DATA SHOWN –

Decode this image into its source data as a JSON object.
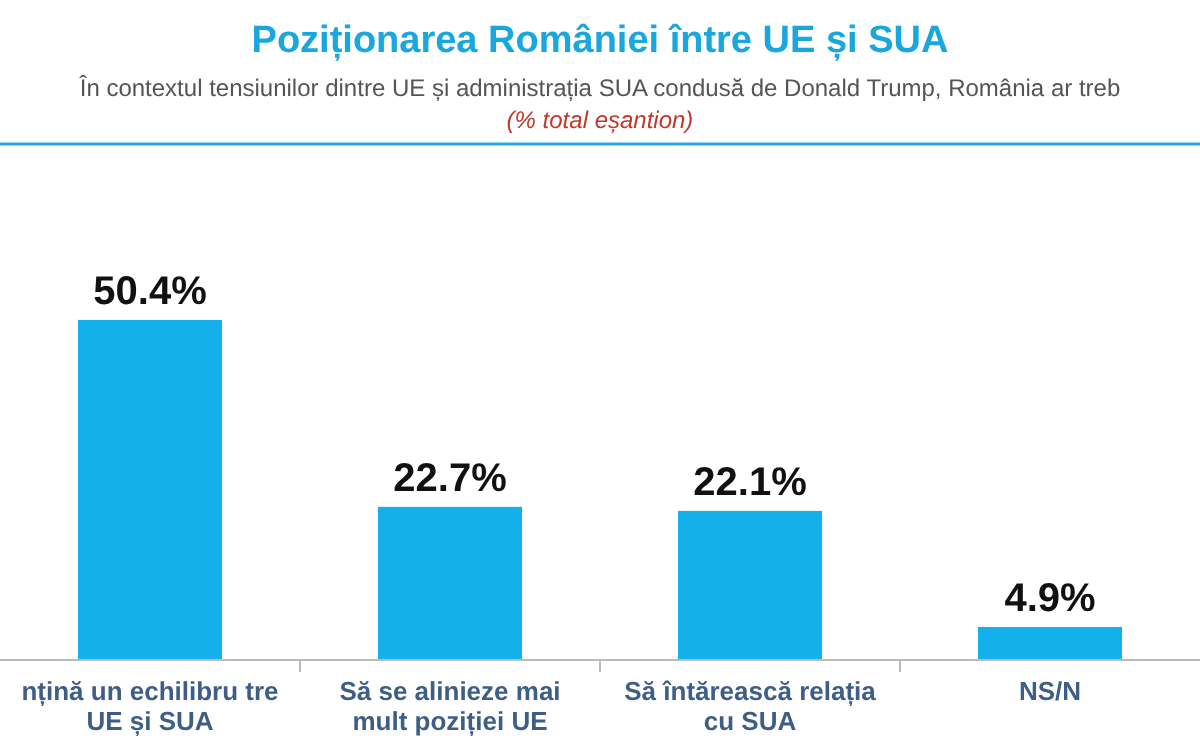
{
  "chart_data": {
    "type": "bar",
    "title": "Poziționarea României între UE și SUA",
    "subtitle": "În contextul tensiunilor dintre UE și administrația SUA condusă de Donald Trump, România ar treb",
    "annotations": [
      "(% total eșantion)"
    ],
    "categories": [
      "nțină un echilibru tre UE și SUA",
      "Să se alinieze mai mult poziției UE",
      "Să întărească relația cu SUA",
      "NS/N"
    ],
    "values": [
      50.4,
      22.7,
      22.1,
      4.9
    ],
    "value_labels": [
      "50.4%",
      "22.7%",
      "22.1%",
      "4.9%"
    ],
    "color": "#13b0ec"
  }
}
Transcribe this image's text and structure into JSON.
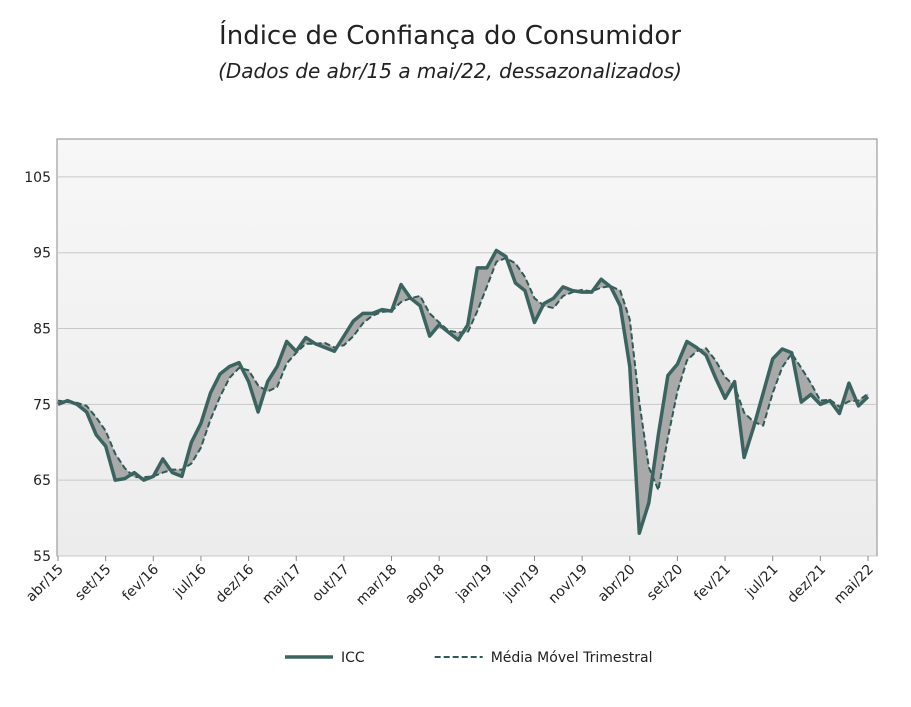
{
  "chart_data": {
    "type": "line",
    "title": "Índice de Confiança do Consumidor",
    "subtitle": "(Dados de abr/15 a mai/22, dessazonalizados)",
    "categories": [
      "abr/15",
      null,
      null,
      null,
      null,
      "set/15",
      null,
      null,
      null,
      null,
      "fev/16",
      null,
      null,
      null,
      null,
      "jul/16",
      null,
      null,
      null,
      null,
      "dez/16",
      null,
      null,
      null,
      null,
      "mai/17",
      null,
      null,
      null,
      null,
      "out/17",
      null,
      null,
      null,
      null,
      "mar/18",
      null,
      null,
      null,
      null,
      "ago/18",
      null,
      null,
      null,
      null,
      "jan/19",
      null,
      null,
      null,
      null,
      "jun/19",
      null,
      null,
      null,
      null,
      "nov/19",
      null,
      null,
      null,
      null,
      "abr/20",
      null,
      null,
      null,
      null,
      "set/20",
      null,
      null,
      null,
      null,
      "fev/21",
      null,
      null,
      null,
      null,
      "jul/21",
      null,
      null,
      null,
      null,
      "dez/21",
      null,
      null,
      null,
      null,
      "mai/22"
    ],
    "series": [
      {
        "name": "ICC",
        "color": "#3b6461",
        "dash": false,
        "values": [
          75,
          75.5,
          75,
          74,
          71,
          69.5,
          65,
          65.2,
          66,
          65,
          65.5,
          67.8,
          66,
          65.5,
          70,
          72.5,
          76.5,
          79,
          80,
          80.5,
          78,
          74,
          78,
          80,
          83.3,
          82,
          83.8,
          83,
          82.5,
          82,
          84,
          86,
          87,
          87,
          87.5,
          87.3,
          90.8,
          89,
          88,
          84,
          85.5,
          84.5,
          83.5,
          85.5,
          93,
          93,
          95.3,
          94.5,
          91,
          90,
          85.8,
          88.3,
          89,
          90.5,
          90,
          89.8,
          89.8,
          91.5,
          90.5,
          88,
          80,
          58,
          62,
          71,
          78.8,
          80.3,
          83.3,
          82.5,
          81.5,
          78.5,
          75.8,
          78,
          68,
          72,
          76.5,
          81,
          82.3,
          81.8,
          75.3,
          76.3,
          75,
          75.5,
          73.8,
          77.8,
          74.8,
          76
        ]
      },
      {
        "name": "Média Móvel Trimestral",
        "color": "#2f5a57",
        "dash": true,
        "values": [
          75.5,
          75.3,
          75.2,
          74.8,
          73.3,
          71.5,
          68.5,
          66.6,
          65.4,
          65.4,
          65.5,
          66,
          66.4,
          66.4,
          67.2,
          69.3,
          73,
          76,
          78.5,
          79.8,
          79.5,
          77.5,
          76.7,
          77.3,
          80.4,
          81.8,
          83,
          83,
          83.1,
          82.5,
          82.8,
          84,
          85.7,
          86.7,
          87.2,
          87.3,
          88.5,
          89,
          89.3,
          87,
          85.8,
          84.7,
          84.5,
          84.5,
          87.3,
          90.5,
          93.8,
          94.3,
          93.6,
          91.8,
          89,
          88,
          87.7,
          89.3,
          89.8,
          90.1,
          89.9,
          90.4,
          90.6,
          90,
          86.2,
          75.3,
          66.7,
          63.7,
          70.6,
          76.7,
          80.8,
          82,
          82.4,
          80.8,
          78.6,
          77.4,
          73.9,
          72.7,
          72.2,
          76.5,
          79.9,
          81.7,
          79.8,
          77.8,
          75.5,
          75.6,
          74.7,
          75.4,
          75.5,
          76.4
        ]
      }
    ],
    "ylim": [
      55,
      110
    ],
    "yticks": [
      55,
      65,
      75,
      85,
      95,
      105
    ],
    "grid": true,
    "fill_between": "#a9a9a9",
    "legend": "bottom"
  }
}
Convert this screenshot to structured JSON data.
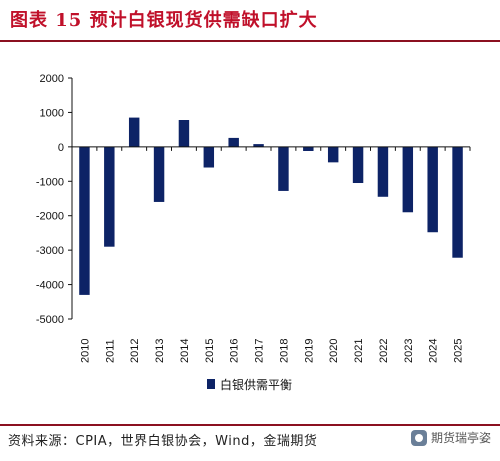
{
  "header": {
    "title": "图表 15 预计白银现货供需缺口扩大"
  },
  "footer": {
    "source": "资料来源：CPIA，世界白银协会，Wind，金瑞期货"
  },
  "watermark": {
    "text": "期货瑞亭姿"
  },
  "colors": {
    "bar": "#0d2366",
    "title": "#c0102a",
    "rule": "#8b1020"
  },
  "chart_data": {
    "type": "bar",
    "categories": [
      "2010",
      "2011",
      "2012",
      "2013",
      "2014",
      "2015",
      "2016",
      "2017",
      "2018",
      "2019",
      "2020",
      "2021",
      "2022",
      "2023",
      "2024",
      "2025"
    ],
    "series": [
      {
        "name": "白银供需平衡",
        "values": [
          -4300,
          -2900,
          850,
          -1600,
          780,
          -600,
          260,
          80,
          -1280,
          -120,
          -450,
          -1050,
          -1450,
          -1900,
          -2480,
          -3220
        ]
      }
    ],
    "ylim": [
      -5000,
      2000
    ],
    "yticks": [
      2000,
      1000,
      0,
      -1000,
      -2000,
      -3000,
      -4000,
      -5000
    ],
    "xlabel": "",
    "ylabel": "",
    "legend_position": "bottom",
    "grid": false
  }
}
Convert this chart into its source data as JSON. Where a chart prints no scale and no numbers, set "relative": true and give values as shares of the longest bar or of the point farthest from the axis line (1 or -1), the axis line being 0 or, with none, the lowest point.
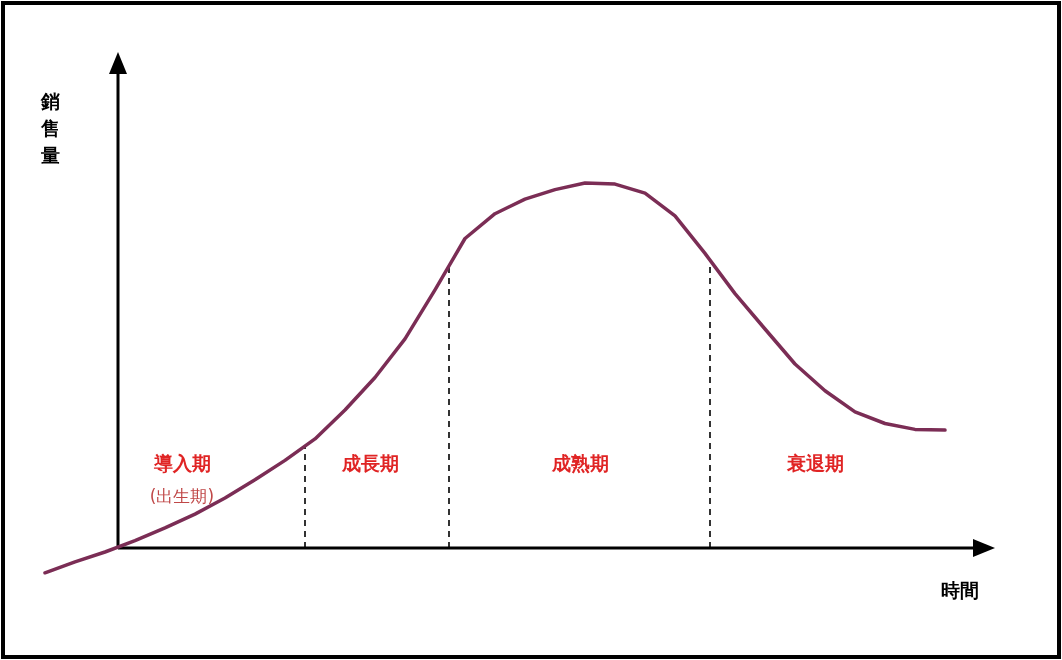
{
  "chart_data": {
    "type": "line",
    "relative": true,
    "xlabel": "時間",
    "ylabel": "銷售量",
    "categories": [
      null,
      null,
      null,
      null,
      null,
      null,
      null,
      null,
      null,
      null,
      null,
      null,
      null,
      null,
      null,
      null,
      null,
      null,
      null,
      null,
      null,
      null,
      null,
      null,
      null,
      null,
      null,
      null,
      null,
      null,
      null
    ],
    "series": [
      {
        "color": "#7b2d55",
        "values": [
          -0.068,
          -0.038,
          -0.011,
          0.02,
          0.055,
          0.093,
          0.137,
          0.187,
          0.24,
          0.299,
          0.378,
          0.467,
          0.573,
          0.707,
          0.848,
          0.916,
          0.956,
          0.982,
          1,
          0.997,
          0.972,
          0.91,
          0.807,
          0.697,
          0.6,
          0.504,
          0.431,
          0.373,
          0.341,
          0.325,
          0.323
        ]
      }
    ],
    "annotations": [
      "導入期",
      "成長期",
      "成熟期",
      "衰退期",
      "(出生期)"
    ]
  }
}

YOUR OBJECTIVE –
What is needed is an exact reproduction of the data, pictures excluded.

SOLUTION FOR THIS PROBLEM –
Decode this image into its source data as a JSON object.
{
  "chart_data": {
    "type": "bar",
    "title": "Poziționarea României între UE și SUA",
    "subtitle": "În contextul tensiunilor dintre UE și administrația SUA condusă de Donald Trump, România ar treb",
    "annotations": [
      "(% total eșantion)"
    ],
    "categories": [
      "nțină un echilibru tre UE și SUA",
      "Să se alinieze mai mult poziției UE",
      "Să întărească relația cu SUA",
      "NS/N"
    ],
    "values": [
      50.4,
      22.7,
      22.1,
      4.9
    ],
    "value_labels": [
      "50.4%",
      "22.7%",
      "22.1%",
      "4.9%"
    ],
    "color": "#13b0ec"
  }
}
Transcribe this image's text and structure into JSON.
{
  "chart_data": {
    "type": "line",
    "title": "Índice de Confiança do Consumidor",
    "subtitle": "(Dados de abr/15 a mai/22, dessazonalizados)",
    "categories": [
      "abr/15",
      null,
      null,
      null,
      null,
      "set/15",
      null,
      null,
      null,
      null,
      "fev/16",
      null,
      null,
      null,
      null,
      "jul/16",
      null,
      null,
      null,
      null,
      "dez/16",
      null,
      null,
      null,
      null,
      "mai/17",
      null,
      null,
      null,
      null,
      "out/17",
      null,
      null,
      null,
      null,
      "mar/18",
      null,
      null,
      null,
      null,
      "ago/18",
      null,
      null,
      null,
      null,
      "jan/19",
      null,
      null,
      null,
      null,
      "jun/19",
      null,
      null,
      null,
      null,
      "nov/19",
      null,
      null,
      null,
      null,
      "abr/20",
      null,
      null,
      null,
      null,
      "set/20",
      null,
      null,
      null,
      null,
      "fev/21",
      null,
      null,
      null,
      null,
      "jul/21",
      null,
      null,
      null,
      null,
      "dez/21",
      null,
      null,
      null,
      null,
      "mai/22"
    ],
    "series": [
      {
        "name": "ICC",
        "color": "#3b6461",
        "dash": false,
        "values": [
          75,
          75.5,
          75,
          74,
          71,
          69.5,
          65,
          65.2,
          66,
          65,
          65.5,
          67.8,
          66,
          65.5,
          70,
          72.5,
          76.5,
          79,
          80,
          80.5,
          78,
          74,
          78,
          80,
          83.3,
          82,
          83.8,
          83,
          82.5,
          82,
          84,
          86,
          87,
          87,
          87.5,
          87.3,
          90.8,
          89,
          88,
          84,
          85.5,
          84.5,
          83.5,
          85.5,
          93,
          93,
          95.3,
          94.5,
          91,
          90,
          85.8,
          88.3,
          89,
          90.5,
          90,
          89.8,
          89.8,
          91.5,
          90.5,
          88,
          80,
          58,
          62,
          71,
          78.8,
          80.3,
          83.3,
          82.5,
          81.5,
          78.5,
          75.8,
          78,
          68,
          72,
          76.5,
          81,
          82.3,
          81.8,
          75.3,
          76.3,
          75,
          75.5,
          73.8,
          77.8,
          74.8,
          76
        ]
      },
      {
        "name": "Média Móvel Trimestral",
        "color": "#2f5a57",
        "dash": true,
        "values": [
          75.5,
          75.3,
          75.2,
          74.8,
          73.3,
          71.5,
          68.5,
          66.6,
          65.4,
          65.4,
          65.5,
          66,
          66.4,
          66.4,
          67.2,
          69.3,
          73,
          76,
          78.5,
          79.8,
          79.5,
          77.5,
          76.7,
          77.3,
          80.4,
          81.8,
          83,
          83,
          83.1,
          82.5,
          82.8,
          84,
          85.7,
          86.7,
          87.2,
          87.3,
          88.5,
          89,
          89.3,
          87,
          85.8,
          84.7,
          84.5,
          84.5,
          87.3,
          90.5,
          93.8,
          94.3,
          93.6,
          91.8,
          89,
          88,
          87.7,
          89.3,
          89.8,
          90.1,
          89.9,
          90.4,
          90.6,
          90,
          86.2,
          75.3,
          66.7,
          63.7,
          70.6,
          76.7,
          80.8,
          82,
          82.4,
          80.8,
          78.6,
          77.4,
          73.9,
          72.7,
          72.2,
          76.5,
          79.9,
          81.7,
          79.8,
          77.8,
          75.5,
          75.6,
          74.7,
          75.4,
          75.5,
          76.4
        ]
      }
    ],
    "ylim": [
      55,
      110
    ],
    "yticks": [
      55,
      65,
      75,
      85,
      95,
      105
    ],
    "grid": true,
    "fill_between": "#a9a9a9",
    "legend": "bottom"
  }
}
Convert this screenshot to structured JSON data.
{
  "header": {
    "title": "图表 15 预计白银现货供需缺口扩大"
  },
  "footer": {
    "source": "资料来源：CPIA，世界白银协会，Wind，金瑞期货"
  },
  "watermark": {
    "text": "期货瑞亭姿"
  },
  "colors": {
    "bar": "#0d2366",
    "title": "#c0102a",
    "rule": "#8b1020"
  },
  "chart_data": {
    "type": "bar",
    "categories": [
      "2010",
      "2011",
      "2012",
      "2013",
      "2014",
      "2015",
      "2016",
      "2017",
      "2018",
      "2019",
      "2020",
      "2021",
      "2022",
      "2023",
      "2024",
      "2025"
    ],
    "series": [
      {
        "name": "白银供需平衡",
        "values": [
          -4300,
          -2900,
          850,
          -1600,
          780,
          -600,
          260,
          80,
          -1280,
          -120,
          -450,
          -1050,
          -1450,
          -1900,
          -2480,
          -3220
        ]
      }
    ],
    "ylim": [
      -5000,
      2000
    ],
    "yticks": [
      2000,
      1000,
      0,
      -1000,
      -2000,
      -3000,
      -4000,
      -5000
    ],
    "xlabel": "",
    "ylabel": "",
    "legend_position": "bottom",
    "grid": false
  }
}
Convert this chart into its source data as JSON. Where a chart prints no scale and no numbers, set "relative": true and give values as shares of the longest bar or of the point farthest from the axis line (1 or -1), the axis line being 0 or, with none, the lowest point.
{
  "chart_data": {
    "type": "line",
    "relative": true,
    "xlabel": "時間",
    "ylabel": "銷售量",
    "categories": [
      null,
      null,
      null,
      null,
      null,
      null,
      null,
      null,
      null,
      null,
      null,
      null,
      null,
      null,
      null,
      null,
      null,
      null,
      null,
      null,
      null,
      null,
      null,
      null,
      null,
      null,
      null,
      null,
      null,
      null,
      null
    ],
    "series": [
      {
        "color": "#7b2d55",
        "values": [
          -0.068,
          -0.038,
          -0.011,
          0.02,
          0.055,
          0.093,
          0.137,
          0.187,
          0.24,
          0.299,
          0.378,
          0.467,
          0.573,
          0.707,
          0.848,
          0.916,
          0.956,
          0.982,
          1,
          0.997,
          0.972,
          0.91,
          0.807,
          0.697,
          0.6,
          0.504,
          0.431,
          0.373,
          0.341,
          0.325,
          0.323
        ]
      }
    ],
    "annotations": [
      "導入期",
      "成長期",
      "成熟期",
      "衰退期",
      "(出生期)"
    ]
  }
}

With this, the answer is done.